**EXERCISE PROMPT:**
Print the listing below in its entirety, character for character.

**LISTING:**

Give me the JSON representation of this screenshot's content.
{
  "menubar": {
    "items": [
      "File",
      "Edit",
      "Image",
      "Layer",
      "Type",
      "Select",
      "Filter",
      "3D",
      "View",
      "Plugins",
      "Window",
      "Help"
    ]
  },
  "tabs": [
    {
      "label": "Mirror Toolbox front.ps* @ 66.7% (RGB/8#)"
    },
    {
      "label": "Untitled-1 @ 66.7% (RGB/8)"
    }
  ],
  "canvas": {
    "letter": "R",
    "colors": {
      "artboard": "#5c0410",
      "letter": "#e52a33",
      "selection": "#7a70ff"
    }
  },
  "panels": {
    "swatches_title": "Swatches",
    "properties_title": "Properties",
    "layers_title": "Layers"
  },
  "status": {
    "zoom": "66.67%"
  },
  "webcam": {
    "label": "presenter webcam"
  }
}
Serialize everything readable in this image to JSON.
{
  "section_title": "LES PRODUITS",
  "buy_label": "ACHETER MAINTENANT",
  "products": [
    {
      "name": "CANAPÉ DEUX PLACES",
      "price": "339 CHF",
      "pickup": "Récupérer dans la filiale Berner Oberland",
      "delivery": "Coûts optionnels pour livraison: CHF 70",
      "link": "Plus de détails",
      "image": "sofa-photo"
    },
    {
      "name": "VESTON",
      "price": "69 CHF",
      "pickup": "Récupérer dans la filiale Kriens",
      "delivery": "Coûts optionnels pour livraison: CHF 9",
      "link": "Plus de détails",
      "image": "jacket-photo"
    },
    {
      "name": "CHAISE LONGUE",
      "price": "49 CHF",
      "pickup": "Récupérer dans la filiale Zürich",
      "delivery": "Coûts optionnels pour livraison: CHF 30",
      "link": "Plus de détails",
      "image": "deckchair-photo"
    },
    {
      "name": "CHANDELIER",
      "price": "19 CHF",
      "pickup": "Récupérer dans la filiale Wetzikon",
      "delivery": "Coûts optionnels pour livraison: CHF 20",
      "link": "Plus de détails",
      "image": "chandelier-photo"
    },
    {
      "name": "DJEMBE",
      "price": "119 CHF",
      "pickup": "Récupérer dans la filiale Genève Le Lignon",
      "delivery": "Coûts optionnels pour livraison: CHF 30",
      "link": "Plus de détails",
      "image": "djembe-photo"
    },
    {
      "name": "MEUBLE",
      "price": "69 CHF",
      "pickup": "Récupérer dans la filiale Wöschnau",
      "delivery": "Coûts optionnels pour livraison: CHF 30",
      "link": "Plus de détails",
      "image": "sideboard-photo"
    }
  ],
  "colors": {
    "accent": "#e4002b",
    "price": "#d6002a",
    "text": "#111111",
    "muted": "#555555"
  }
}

**SOLUTION FOR THIS EXERCISE:**
Give me the JSON representation of this screenshot's content.
{
  "menubar": {
    "items": [
      "File",
      "Edit",
      "Image",
      "Layer",
      "Type",
      "Select",
      "Filter",
      "3D",
      "View",
      "Plugins",
      "Window",
      "Help"
    ]
  },
  "tabs": [
    {
      "label": "Mirror Toolbox front.ps* @ 66.7% (RGB/8#)"
    },
    {
      "label": "Untitled-1 @ 66.7% (RGB/8)"
    }
  ],
  "canvas": {
    "letter": "R",
    "colors": {
      "artboard": "#5c0410",
      "letter": "#e52a33",
      "selection": "#7a70ff"
    }
  },
  "panels": {
    "swatches_title": "Swatches",
    "properties_title": "Properties",
    "layers_title": "Layers"
  },
  "status": {
    "zoom": "66.67%"
  },
  "webcam": {
    "label": "presenter webcam"
  }
}
Serialize everything readable in this image to JSON.
{
  "section_title": "LES PRODUITS",
  "buy_label": "ACHETER MAINTENANT",
  "products": [
    {
      "name": "CANAPÉ DEUX PLACES",
      "price": "339 CHF",
      "pickup": "Récupérer dans la filiale Berner Oberland",
      "delivery": "Coûts optionnels pour livraison: CHF 70",
      "link": "Plus de détails",
      "image": "sofa-photo"
    },
    {
      "name": "VESTON",
      "price": "69 CHF",
      "pickup": "Récupérer dans la filiale Kriens",
      "delivery": "Coûts optionnels pour livraison: CHF 9",
      "link": "Plus de détails",
      "image": "jacket-photo"
    },
    {
      "name": "CHAISE LONGUE",
      "price": "49 CHF",
      "pickup": "Récupérer dans la filiale Zürich",
      "delivery": "Coûts optionnels pour livraison: CHF 30",
      "link": "Plus de détails",
      "image": "deckchair-photo"
    },
    {
      "name": "CHANDELIER",
      "price": "19 CHF",
      "pickup": "Récupérer dans la filiale Wetzikon",
      "delivery": "Coûts optionnels pour livraison: CHF 20",
      "link": "Plus de détails",
      "image": "chandelier-photo"
    },
    {
      "name": "DJEMBE",
      "price": "119 CHF",
      "pickup": "Récupérer dans la filiale Genève Le Lignon",
      "delivery": "Coûts optionnels pour livraison: CHF 30",
      "link": "Plus de détails",
      "image": "djembe-photo"
    },
    {
      "name": "MEUBLE",
      "price": "69 CHF",
      "pickup": "Récupérer dans la filiale Wöschnau",
      "delivery": "Coûts optionnels pour livraison: CHF 30",
      "link": "Plus de détails",
      "image": "sideboard-photo"
    }
  ],
  "colors": {
    "accent": "#e4002b",
    "price": "#d6002a",
    "text": "#111111",
    "muted": "#555555"
  }
}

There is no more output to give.